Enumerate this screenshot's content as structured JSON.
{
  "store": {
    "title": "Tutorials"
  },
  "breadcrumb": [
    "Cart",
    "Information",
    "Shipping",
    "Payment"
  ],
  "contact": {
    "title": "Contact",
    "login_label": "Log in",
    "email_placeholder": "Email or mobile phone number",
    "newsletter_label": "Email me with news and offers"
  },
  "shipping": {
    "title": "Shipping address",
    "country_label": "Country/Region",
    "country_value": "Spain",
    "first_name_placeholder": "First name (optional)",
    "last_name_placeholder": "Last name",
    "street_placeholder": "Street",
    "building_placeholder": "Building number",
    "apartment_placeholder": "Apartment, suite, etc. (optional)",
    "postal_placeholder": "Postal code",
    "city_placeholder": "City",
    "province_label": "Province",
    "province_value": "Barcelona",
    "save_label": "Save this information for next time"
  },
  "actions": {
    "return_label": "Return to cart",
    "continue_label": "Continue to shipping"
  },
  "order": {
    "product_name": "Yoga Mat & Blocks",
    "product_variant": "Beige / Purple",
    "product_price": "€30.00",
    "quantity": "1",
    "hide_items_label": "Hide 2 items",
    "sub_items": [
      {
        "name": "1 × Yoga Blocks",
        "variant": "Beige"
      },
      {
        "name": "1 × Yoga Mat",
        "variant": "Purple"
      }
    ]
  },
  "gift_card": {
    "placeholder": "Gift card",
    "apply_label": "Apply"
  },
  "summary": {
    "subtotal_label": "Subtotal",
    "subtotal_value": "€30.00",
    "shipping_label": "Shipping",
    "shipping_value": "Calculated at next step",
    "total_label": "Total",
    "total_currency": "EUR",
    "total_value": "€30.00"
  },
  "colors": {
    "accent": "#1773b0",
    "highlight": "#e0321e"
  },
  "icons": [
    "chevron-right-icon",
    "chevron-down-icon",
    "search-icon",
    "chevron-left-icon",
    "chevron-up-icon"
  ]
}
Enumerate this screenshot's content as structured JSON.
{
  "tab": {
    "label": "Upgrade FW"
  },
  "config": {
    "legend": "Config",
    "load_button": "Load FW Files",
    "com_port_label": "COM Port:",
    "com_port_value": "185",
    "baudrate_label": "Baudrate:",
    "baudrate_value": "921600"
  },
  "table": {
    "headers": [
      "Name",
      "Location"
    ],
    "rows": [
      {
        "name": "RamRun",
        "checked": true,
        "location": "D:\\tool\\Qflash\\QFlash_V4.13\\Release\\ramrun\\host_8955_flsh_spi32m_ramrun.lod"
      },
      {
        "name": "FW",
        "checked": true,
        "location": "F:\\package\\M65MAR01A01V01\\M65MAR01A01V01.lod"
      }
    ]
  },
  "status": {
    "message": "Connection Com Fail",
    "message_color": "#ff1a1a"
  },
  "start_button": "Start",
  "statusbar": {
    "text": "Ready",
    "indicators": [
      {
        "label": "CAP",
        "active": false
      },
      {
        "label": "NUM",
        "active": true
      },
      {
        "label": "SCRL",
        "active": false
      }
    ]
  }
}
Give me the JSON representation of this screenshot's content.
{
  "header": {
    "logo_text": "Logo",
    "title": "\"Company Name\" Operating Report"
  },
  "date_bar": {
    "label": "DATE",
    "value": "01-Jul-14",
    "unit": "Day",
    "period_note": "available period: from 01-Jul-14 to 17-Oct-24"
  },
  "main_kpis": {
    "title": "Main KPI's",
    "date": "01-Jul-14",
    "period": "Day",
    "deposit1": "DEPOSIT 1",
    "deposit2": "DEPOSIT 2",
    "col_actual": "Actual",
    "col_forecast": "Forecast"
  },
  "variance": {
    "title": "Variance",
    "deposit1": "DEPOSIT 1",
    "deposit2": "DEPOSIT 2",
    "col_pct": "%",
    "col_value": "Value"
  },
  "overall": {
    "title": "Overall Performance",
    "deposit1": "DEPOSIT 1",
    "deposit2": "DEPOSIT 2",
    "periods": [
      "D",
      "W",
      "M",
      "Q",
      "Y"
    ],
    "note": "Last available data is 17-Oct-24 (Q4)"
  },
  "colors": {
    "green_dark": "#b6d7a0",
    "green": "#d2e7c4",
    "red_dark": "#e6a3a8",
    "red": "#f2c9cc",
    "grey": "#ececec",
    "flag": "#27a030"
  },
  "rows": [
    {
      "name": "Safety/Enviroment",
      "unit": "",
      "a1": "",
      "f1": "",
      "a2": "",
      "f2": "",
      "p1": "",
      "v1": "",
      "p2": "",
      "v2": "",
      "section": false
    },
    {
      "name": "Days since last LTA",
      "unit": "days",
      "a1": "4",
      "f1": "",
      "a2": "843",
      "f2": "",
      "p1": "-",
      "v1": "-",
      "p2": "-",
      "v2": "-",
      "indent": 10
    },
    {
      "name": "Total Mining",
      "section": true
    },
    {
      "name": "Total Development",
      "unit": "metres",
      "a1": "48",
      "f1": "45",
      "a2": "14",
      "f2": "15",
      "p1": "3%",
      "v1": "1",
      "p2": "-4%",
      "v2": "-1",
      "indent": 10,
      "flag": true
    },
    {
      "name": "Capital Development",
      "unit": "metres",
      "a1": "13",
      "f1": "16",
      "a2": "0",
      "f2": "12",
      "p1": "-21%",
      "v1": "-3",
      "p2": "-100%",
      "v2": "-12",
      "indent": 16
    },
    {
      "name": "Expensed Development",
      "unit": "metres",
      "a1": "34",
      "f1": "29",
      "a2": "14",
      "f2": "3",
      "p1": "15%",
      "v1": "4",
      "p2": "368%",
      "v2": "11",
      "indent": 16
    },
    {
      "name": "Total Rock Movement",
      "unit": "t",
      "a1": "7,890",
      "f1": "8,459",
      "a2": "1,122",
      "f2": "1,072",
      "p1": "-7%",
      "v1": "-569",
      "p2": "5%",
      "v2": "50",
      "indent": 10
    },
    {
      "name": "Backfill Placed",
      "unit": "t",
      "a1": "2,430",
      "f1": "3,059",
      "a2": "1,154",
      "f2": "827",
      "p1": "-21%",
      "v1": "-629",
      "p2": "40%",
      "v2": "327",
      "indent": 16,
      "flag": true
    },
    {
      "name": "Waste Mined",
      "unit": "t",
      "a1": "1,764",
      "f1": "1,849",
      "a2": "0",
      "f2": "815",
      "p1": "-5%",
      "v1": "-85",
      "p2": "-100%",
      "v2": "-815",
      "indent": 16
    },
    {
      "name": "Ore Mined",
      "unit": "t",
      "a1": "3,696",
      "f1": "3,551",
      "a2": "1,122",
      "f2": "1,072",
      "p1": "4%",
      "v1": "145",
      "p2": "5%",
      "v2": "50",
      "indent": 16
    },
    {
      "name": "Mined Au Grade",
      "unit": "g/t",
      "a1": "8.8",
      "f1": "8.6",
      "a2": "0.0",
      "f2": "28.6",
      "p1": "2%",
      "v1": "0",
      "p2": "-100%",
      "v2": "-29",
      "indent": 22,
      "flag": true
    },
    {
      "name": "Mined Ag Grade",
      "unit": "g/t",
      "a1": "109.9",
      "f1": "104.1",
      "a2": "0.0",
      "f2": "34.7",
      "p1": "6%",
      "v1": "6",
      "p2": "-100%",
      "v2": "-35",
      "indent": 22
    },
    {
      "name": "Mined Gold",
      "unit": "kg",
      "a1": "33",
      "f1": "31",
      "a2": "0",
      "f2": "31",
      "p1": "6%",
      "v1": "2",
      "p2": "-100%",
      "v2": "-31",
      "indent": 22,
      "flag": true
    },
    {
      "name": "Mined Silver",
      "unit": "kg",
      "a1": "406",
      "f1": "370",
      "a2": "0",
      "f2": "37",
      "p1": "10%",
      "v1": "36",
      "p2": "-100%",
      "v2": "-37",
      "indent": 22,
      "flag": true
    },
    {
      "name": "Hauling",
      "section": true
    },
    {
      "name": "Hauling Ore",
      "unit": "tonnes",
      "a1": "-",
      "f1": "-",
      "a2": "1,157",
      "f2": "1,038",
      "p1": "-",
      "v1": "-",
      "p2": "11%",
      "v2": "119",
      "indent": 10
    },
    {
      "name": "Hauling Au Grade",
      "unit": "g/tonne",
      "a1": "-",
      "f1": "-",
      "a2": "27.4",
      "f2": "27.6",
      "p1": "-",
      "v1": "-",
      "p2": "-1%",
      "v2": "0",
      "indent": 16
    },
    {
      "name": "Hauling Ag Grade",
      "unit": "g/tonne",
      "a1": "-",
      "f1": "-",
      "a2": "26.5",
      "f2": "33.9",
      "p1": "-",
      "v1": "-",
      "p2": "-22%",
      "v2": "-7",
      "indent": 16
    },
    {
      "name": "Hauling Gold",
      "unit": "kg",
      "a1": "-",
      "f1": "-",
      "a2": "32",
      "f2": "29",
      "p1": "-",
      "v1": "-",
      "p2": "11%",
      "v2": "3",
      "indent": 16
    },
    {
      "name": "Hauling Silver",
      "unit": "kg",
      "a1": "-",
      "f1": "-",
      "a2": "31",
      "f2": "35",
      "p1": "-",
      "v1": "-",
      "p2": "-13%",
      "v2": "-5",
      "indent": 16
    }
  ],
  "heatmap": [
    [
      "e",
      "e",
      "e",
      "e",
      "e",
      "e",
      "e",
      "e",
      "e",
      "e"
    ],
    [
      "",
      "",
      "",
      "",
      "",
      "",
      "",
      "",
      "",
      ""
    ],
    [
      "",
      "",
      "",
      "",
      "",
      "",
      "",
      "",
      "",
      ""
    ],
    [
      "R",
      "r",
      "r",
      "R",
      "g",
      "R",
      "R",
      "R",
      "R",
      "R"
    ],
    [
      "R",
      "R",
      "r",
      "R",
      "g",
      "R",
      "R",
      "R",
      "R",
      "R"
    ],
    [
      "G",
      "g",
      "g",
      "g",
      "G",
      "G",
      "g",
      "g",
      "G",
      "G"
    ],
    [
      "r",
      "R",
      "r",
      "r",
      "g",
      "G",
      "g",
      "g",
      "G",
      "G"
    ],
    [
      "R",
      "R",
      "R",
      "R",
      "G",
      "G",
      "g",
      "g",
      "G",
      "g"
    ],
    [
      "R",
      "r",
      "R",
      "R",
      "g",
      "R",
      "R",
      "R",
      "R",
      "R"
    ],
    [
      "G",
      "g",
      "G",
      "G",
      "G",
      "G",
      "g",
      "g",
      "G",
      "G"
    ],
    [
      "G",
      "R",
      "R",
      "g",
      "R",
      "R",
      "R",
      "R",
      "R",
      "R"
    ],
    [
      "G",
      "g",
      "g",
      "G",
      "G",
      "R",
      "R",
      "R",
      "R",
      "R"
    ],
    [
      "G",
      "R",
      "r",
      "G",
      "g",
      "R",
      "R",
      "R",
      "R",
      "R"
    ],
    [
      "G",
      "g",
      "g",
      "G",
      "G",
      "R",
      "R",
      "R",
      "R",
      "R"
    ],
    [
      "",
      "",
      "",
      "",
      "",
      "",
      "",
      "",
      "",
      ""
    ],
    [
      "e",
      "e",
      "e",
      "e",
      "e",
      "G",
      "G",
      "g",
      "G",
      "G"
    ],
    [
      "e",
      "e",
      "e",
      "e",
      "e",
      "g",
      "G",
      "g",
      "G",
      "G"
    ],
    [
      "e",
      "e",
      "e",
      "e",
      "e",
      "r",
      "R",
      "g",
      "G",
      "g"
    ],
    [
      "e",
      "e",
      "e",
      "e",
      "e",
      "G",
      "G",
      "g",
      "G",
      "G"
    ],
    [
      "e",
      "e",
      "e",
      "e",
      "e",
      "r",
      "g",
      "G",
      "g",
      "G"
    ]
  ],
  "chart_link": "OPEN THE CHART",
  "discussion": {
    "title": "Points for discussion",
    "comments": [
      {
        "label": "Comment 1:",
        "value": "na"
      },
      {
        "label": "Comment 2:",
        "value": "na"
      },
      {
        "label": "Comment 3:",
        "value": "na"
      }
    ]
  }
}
★ ★ ★ ★ ★ ★ ★
Task details: Working from the entries above, return all lines that contain "Mined".

Answer for this exercise:
      "name": "Waste Mined",
      "name": "Ore Mined",
      "name": "Mined Au Grade",
      "name": "Mined Ag Grade",
      "name": "Mined Gold",
      "name": "Mined Silver",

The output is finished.